Tasks to complete
1 – In the article on rideshare driver safety, how much did DoorDash pay Keshon in disability payments, and for how long?
2 – Copy the rideshare article word for word from "A new report" to "on the road.".

His aunt, Jassy StokesOliver, said she wasn’t sure if he would live. “This is gnarly,” StokesOliver said. “This is not something that should be happening to someone that’s just working.”
Rideshare companies like Lyft and Uber say working for them is easy, convenient and safe. But if a driver gets injured on the road, or worse — killed — the companies may only cover so much, if anything at all.
A new report released by the advocacy group Gig Workers Rising found that more than 50 drivers have been killed in violent incidents over the past five years while on the job in the United States. The report does not include drivers who were killed in fatal car accidents or from injuries sustained while on the road.
“The killings are the tip of the iceberg,” said Cherri Murphy, an organizer with the group and a former Lyft driver. “They’re being sexually assaulted, physically assaulted, emotionally accosted.”
Gig companies have responded to the report with written statements, pointing out the safety features the apps do provide drivers. Lyft, Uber and DoorDash have an in-app emergency button drivers can press if they feel unsafe during a ride. But if something bad does happen, many state laws only provide drivers with a certain amount of coverage.
“These workers aren’t afforded the important legal protections that they deserve,” Murphy said.
In California, gig companies spent millions to pass Proposition 22. It classifies gig workers as “independent contractors,” and therefore eligible for a slimmer benefits package than what employees would get.
In Keshon’s case, DoorDash was legally obligated to cover his medical bills and give him $300 a week in disability payments for two months, about half of what he would make if he wasn’t bed-ridden. Prop 22 only requires companies to give disability payments for up to two years in the case of a permanent on-the-job injury that prevents gig workers from working.
In California, non-gig workers who are full-time employees could get lifetime benefits.
Jassy StokesOliver said Keshon’s injuries could have long-term effects.
“There are still fragments of bullets still in my nephew’s head,” said StokesOliver. “I don’t know if those things are going to affect him later.”
The San Diego Police Department said Keshon’s case is still an active investigation and they haven’t made any arrests yet. The constitutionality of Prop 22 is currently being debated in courts. Meanwhile, gig companies are lobbying to push similar measures in other states.

Data under study
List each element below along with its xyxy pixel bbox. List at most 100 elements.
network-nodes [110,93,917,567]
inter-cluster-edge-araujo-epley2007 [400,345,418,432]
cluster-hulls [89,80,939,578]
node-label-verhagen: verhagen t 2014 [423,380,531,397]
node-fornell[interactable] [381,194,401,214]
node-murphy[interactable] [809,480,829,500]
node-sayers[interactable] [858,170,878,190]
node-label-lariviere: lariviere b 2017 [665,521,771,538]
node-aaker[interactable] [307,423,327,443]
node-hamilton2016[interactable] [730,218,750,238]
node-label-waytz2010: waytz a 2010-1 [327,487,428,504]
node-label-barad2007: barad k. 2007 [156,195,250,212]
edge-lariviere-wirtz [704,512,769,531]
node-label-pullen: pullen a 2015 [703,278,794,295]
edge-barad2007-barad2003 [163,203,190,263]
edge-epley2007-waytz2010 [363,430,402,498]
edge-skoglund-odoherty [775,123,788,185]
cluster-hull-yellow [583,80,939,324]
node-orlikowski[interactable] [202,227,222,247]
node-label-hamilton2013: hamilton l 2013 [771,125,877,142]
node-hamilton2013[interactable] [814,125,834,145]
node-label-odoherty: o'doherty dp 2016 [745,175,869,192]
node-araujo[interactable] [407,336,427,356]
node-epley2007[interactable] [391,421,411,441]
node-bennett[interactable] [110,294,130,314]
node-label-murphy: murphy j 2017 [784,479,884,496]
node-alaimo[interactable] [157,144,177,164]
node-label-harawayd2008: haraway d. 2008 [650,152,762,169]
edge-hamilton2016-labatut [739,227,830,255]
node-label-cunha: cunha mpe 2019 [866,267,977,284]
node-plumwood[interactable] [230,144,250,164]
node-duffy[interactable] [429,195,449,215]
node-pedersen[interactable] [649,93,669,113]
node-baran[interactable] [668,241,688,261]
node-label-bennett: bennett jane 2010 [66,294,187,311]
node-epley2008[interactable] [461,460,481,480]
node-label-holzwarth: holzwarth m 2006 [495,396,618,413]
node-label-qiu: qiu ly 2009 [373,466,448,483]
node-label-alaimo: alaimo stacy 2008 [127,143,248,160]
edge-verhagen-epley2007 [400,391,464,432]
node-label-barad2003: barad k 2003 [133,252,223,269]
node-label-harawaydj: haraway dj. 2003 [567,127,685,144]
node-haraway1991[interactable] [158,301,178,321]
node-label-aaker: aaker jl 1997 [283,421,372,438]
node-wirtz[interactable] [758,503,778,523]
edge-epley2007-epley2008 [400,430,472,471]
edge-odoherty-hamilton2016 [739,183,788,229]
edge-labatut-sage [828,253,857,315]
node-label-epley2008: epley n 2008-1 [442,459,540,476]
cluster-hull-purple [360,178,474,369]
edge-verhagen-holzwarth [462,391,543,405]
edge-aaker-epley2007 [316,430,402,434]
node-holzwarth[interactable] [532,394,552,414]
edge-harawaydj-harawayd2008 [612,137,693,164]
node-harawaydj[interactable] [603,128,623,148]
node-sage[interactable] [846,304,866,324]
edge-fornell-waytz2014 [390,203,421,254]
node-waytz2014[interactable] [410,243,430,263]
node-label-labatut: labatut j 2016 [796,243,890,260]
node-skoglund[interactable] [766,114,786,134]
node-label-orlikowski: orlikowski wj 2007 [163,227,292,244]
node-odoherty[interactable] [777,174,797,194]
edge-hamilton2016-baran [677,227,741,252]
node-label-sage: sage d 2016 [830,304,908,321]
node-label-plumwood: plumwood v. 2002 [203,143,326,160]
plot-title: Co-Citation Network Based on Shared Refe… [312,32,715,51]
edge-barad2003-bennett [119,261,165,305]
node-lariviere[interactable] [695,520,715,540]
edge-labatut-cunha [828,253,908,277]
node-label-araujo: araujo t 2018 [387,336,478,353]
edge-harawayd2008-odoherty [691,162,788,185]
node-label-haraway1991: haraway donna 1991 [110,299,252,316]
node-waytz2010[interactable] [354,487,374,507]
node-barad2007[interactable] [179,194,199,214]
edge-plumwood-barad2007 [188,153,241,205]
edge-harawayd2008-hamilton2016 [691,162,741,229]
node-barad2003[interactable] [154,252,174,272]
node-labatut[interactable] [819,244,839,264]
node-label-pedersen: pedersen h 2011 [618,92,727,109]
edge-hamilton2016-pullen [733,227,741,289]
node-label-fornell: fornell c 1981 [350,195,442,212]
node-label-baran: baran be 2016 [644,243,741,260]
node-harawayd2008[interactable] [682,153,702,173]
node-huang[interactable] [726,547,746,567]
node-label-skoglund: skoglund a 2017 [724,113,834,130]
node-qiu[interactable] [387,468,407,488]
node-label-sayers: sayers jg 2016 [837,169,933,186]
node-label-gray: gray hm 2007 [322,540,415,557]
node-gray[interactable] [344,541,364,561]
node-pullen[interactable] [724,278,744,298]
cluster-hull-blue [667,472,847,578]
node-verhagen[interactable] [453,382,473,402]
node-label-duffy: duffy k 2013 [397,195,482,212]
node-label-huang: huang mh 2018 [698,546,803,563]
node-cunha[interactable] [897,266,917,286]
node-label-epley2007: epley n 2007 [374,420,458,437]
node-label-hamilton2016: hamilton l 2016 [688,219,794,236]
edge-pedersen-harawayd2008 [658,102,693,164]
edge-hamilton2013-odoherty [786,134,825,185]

Replies
1 – $300 a week for two months.

2 –
A new report released by the advocacy group Gig Workers Rising found that more than 50 drivers have been killed in violent incidents over the past five years while on the job in the United States. The report does not include drivers who were killed in fatal car accidents or from injuries sustained while on the road.